> _Directive_
Using the records that follow, copy every line containing the word "seminaria".

> _Stored records_
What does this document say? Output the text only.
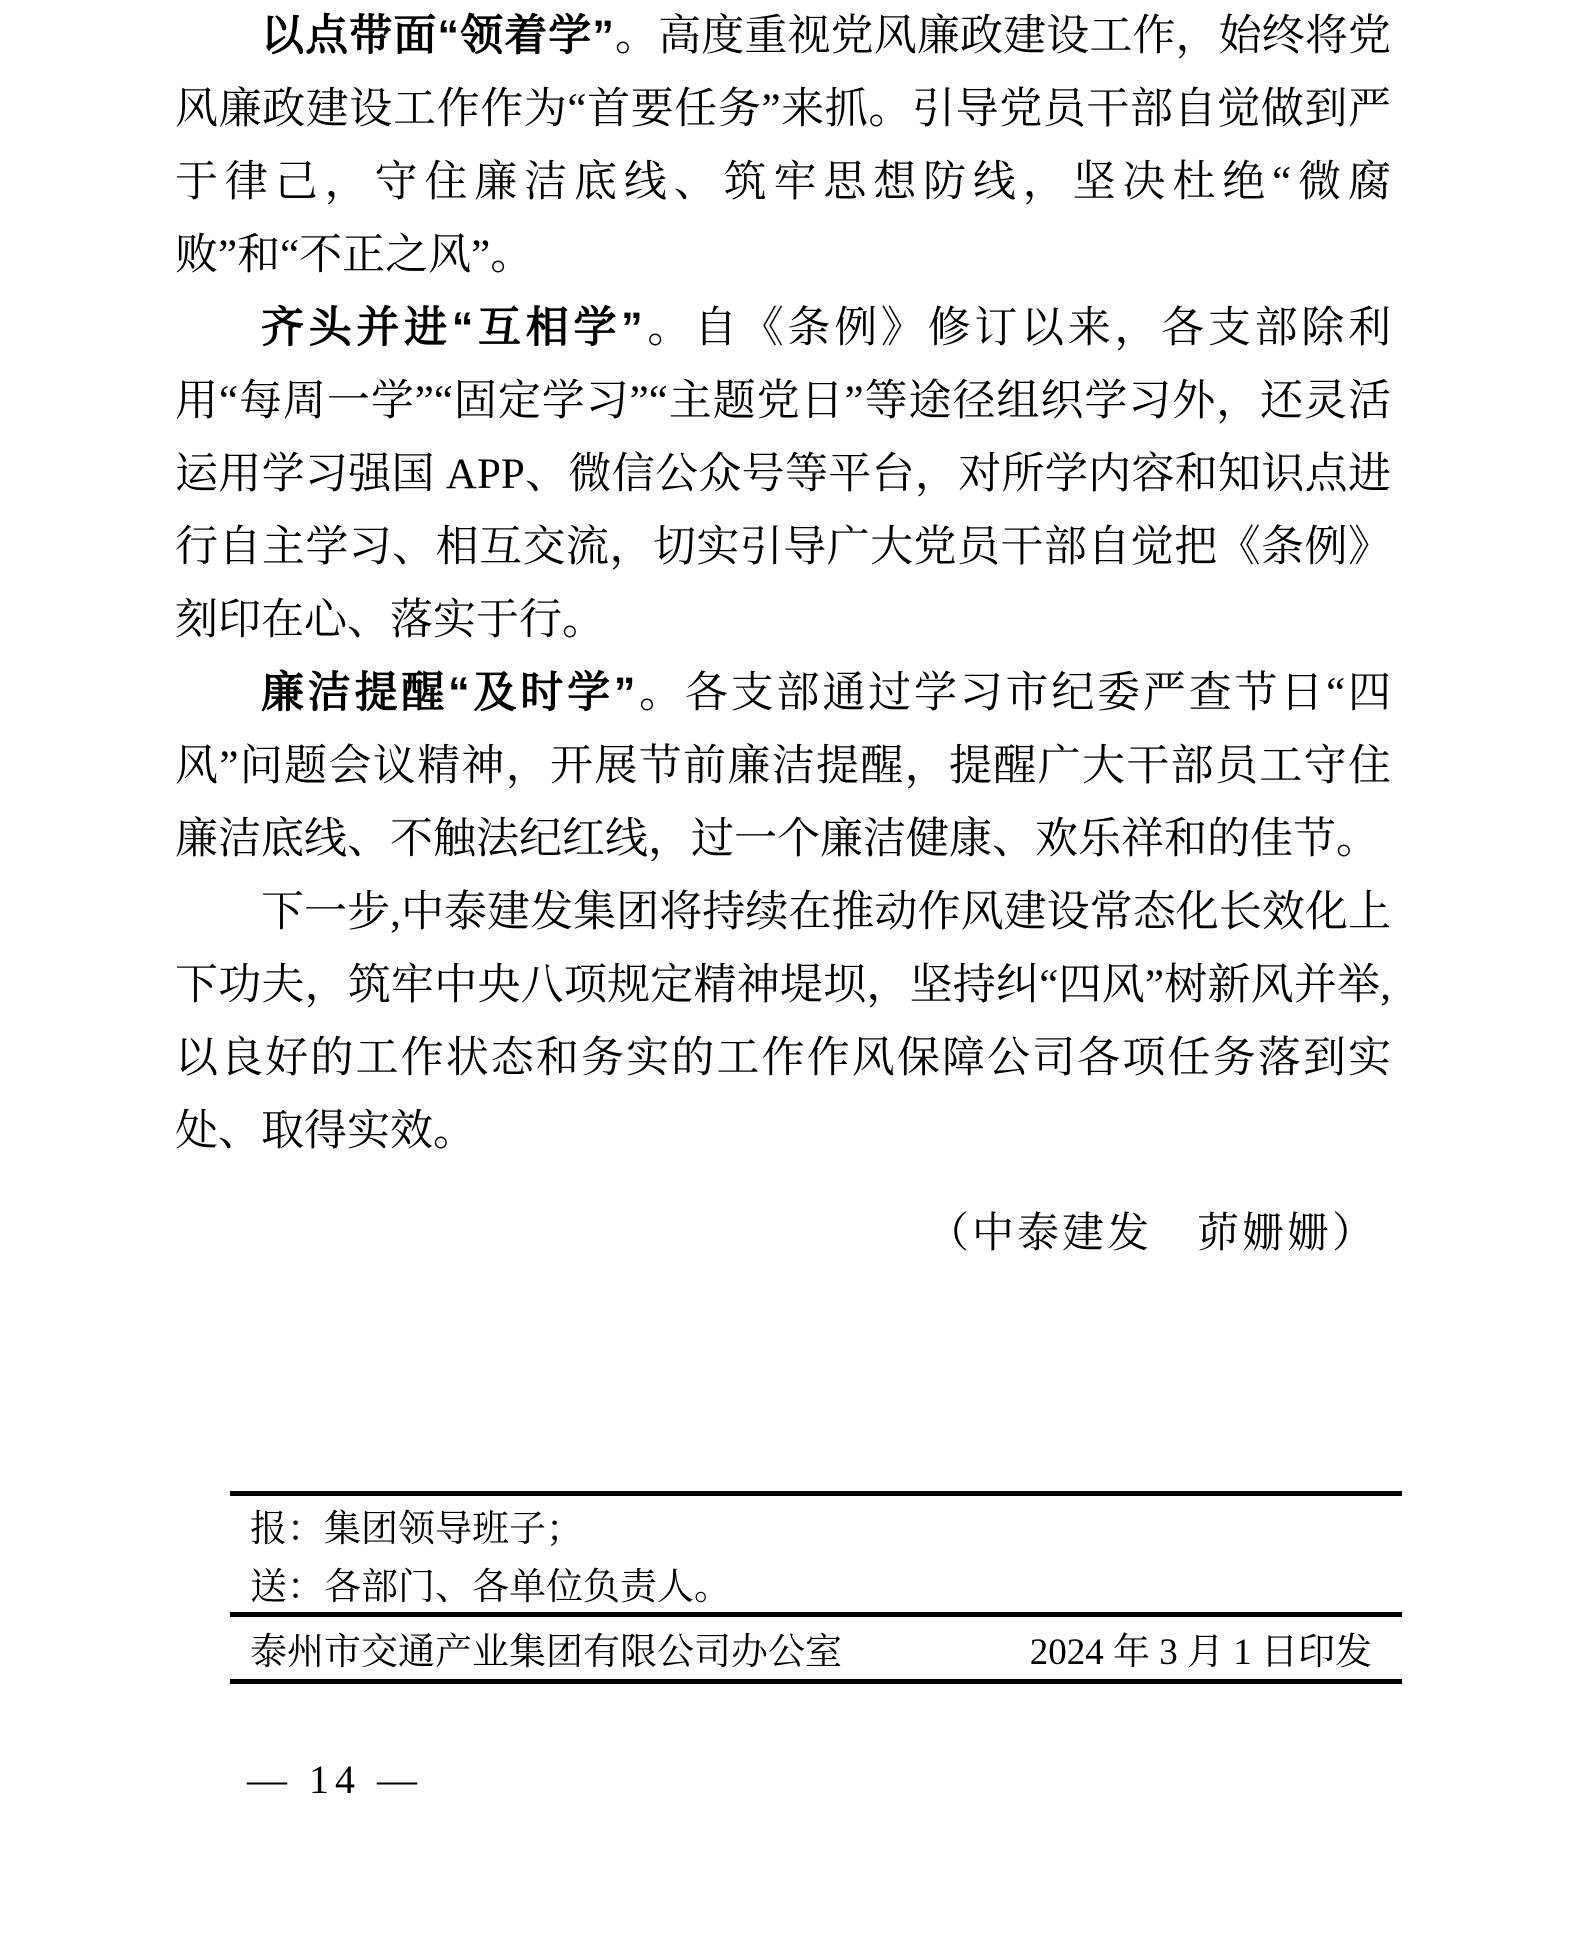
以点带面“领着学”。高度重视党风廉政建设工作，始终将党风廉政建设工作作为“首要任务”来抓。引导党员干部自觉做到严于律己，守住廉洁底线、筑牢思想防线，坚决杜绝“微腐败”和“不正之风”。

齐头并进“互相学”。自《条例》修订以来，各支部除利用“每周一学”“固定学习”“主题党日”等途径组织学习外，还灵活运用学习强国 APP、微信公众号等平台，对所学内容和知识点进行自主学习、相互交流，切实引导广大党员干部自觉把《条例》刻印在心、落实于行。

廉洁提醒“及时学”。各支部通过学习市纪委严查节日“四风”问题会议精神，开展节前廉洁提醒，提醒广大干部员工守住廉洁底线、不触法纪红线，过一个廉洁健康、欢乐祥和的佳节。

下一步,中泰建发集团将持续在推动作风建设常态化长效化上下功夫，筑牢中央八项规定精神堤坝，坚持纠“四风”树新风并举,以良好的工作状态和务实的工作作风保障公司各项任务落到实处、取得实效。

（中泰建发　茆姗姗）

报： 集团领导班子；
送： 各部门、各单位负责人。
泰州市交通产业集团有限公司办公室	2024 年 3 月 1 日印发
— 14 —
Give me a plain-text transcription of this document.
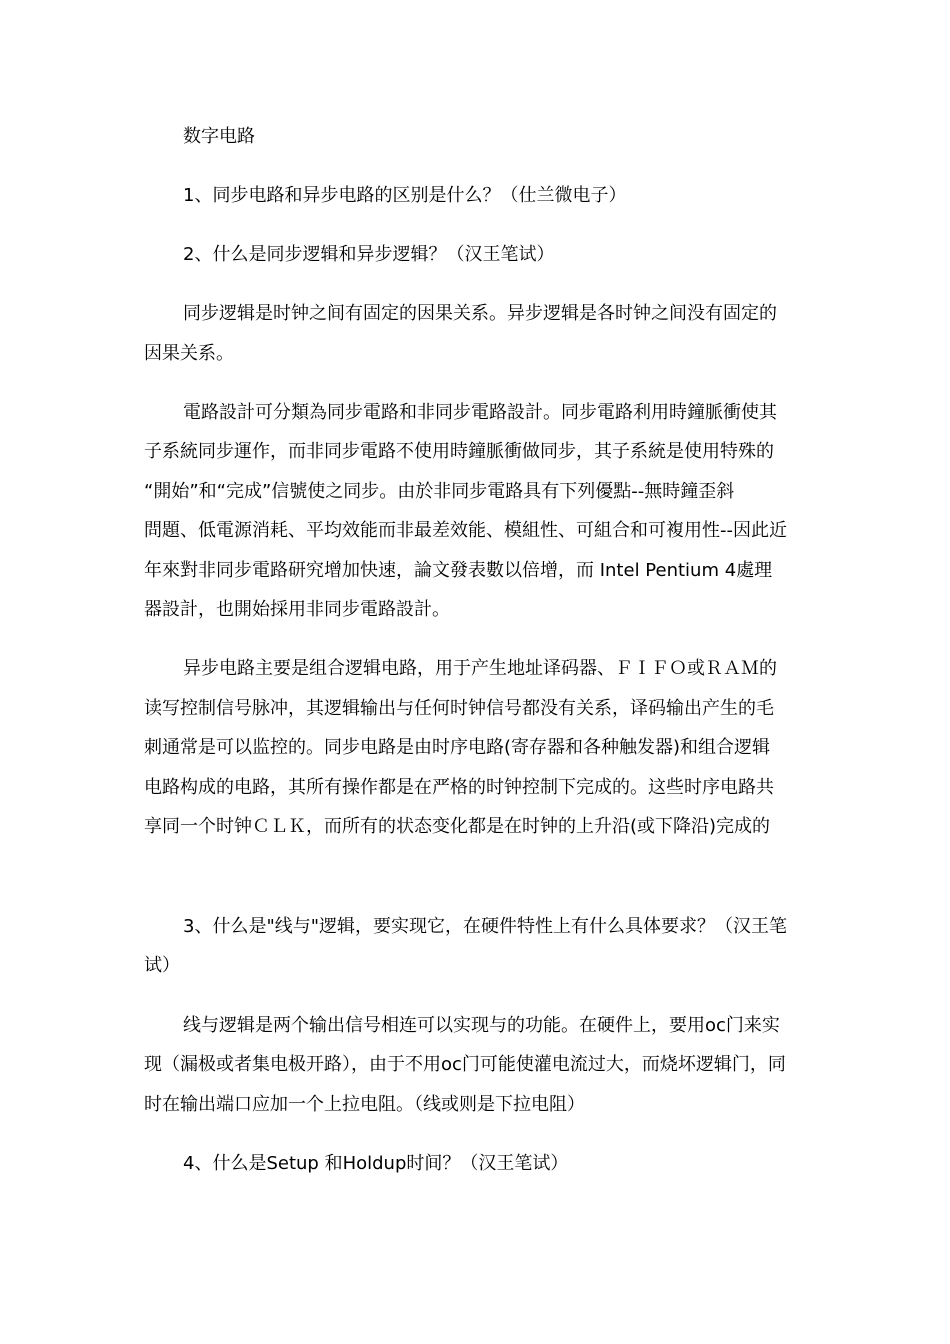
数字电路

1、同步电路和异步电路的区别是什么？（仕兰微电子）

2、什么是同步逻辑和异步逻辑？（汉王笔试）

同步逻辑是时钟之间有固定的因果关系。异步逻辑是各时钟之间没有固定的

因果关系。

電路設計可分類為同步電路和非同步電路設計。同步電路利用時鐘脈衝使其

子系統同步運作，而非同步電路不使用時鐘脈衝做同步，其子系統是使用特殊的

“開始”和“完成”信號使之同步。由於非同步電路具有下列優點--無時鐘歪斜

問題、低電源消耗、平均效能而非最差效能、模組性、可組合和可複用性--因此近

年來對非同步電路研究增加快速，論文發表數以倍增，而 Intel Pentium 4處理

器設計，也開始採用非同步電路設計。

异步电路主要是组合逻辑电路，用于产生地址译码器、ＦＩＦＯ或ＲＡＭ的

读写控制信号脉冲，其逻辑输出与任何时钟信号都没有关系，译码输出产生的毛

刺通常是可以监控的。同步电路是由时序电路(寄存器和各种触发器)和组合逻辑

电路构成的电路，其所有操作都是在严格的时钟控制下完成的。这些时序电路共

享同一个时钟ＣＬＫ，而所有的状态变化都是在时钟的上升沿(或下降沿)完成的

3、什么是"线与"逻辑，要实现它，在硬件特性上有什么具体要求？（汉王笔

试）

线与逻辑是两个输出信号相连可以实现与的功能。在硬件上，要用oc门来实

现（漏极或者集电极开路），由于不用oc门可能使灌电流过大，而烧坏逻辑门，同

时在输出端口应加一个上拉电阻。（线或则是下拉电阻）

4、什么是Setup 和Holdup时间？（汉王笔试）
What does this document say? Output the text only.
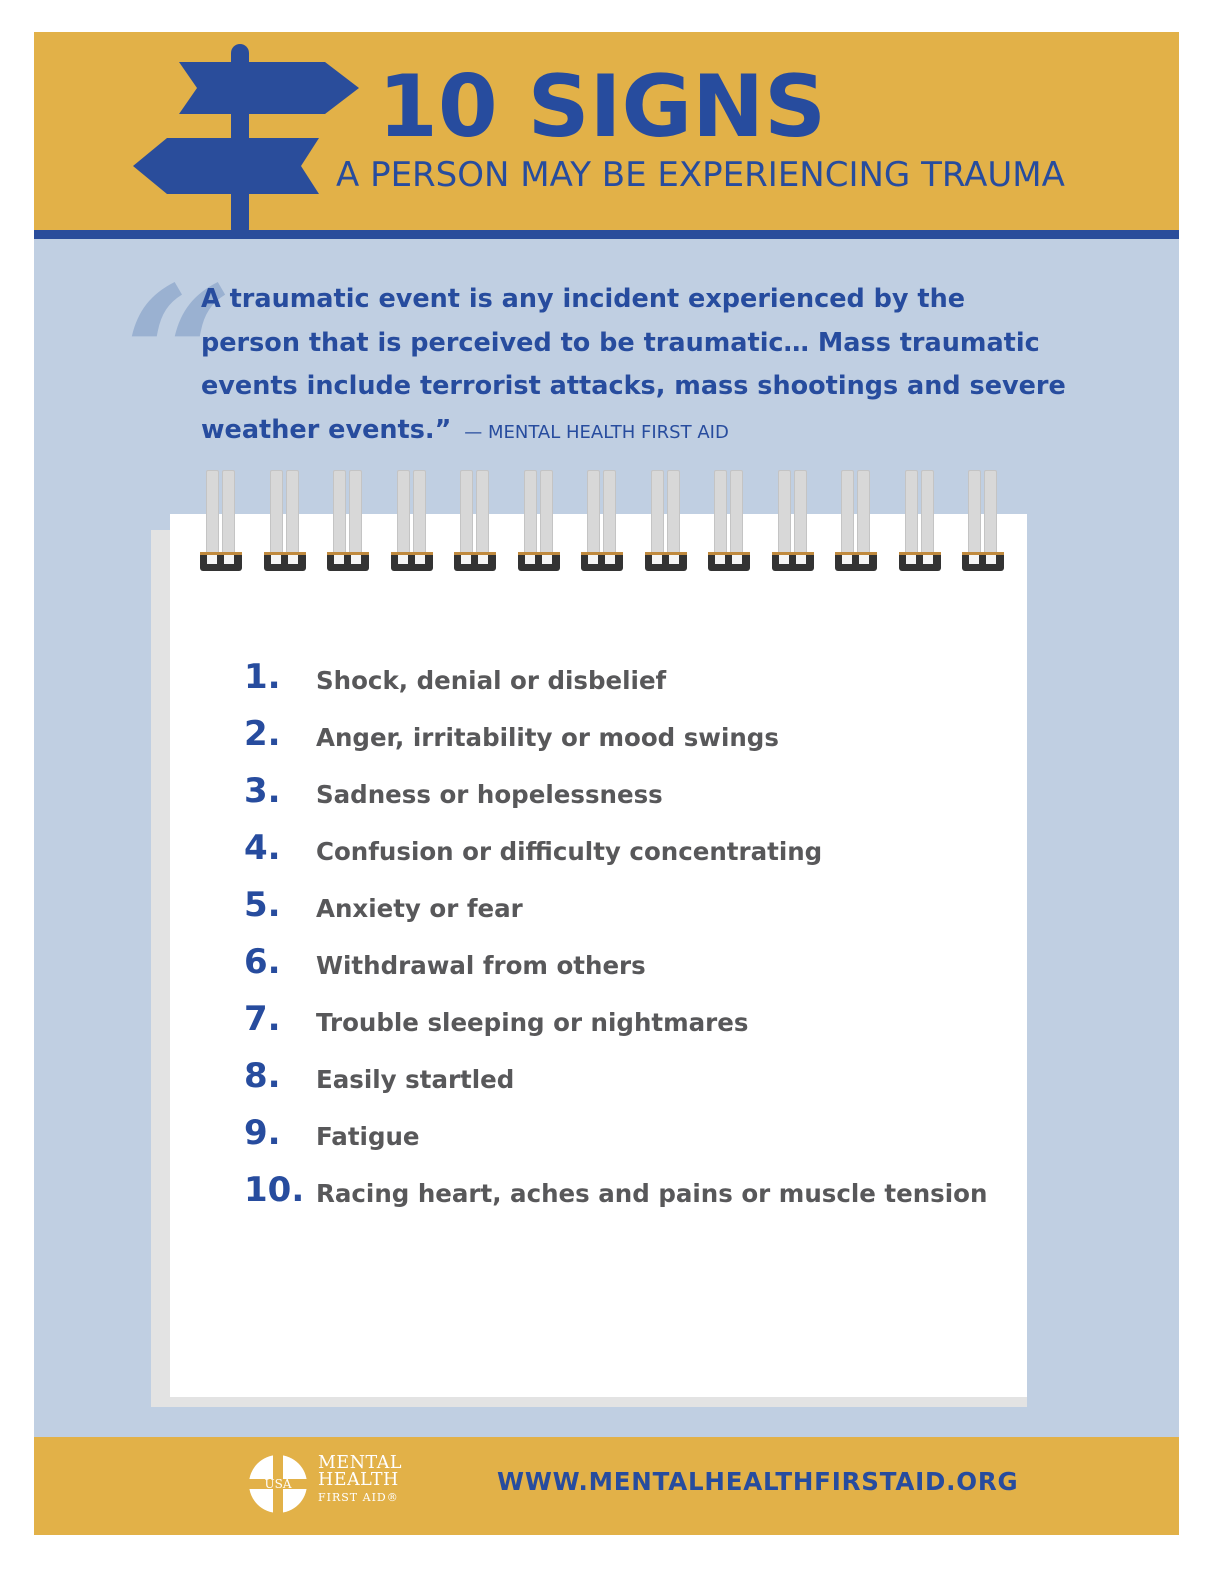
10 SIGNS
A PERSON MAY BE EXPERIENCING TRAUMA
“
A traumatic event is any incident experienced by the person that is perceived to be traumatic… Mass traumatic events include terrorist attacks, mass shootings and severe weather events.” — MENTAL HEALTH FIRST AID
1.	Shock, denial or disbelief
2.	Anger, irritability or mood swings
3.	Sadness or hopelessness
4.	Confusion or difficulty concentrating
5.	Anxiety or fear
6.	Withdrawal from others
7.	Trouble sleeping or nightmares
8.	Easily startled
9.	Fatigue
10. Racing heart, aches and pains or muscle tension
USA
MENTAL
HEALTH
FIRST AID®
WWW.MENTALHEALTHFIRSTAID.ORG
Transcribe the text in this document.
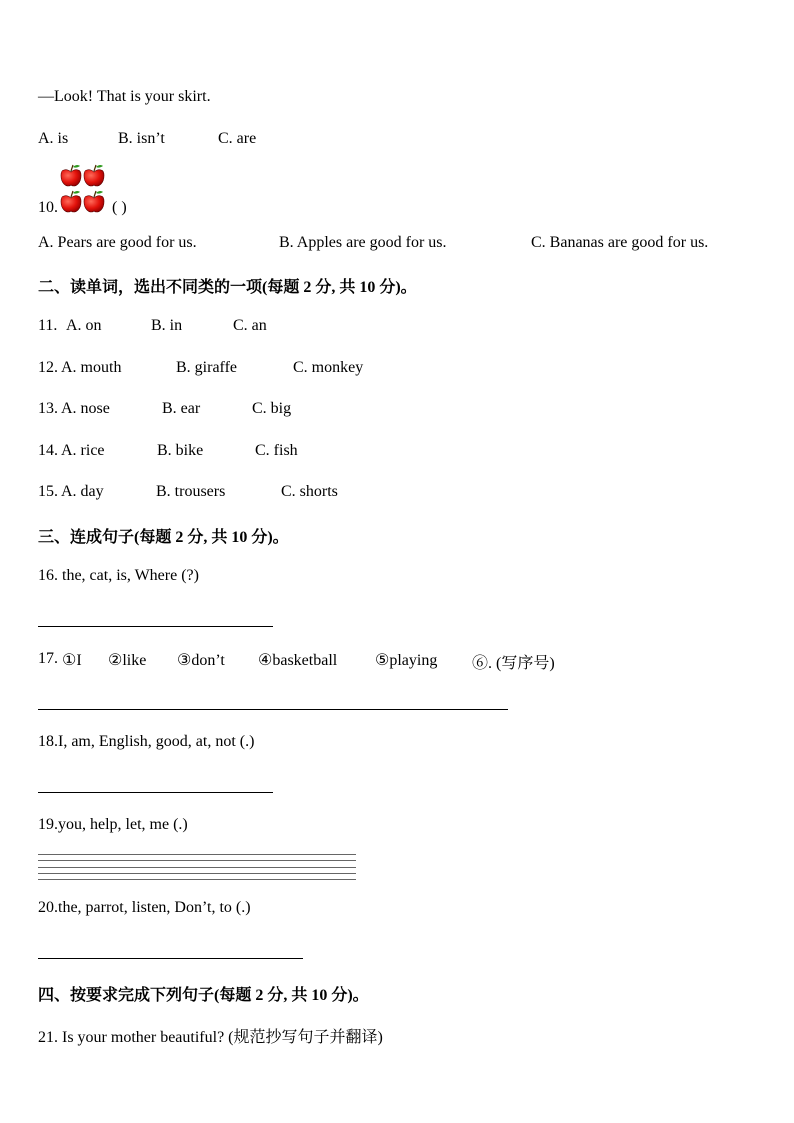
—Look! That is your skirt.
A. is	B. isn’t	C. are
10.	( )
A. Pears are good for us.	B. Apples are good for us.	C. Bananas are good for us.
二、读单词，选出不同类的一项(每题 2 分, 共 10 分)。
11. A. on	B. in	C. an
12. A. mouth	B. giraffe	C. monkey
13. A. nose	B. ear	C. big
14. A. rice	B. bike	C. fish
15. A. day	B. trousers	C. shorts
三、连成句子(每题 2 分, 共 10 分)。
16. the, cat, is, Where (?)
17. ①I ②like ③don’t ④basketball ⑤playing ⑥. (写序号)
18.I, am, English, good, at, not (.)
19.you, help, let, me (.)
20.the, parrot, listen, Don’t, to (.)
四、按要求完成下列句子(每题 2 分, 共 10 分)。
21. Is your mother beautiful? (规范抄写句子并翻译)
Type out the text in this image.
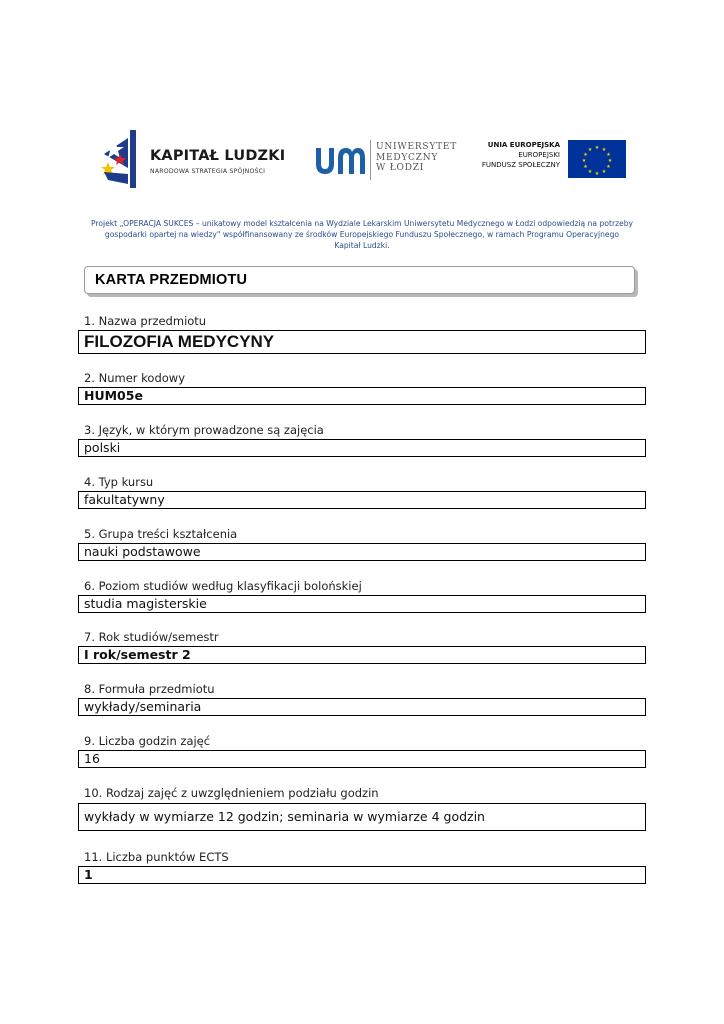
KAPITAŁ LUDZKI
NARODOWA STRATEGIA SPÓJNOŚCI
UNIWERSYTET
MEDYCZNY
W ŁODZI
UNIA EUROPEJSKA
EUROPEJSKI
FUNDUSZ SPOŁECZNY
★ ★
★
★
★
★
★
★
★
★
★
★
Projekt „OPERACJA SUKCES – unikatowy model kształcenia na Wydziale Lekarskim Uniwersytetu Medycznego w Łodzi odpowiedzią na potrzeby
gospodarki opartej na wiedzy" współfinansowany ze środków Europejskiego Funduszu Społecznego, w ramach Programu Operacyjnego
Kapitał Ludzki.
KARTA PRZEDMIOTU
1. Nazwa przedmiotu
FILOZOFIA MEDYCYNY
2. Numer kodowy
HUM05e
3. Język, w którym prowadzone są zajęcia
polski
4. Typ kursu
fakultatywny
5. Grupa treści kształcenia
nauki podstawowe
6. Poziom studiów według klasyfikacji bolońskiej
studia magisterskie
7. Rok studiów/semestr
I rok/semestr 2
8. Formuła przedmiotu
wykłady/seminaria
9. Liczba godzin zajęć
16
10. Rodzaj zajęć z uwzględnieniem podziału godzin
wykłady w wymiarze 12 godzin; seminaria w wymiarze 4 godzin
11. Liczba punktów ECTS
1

> _Correct result_
wykłady/seminaria
wykłady w wymiarze 12 godzin; seminaria w wymiarze 4 godzin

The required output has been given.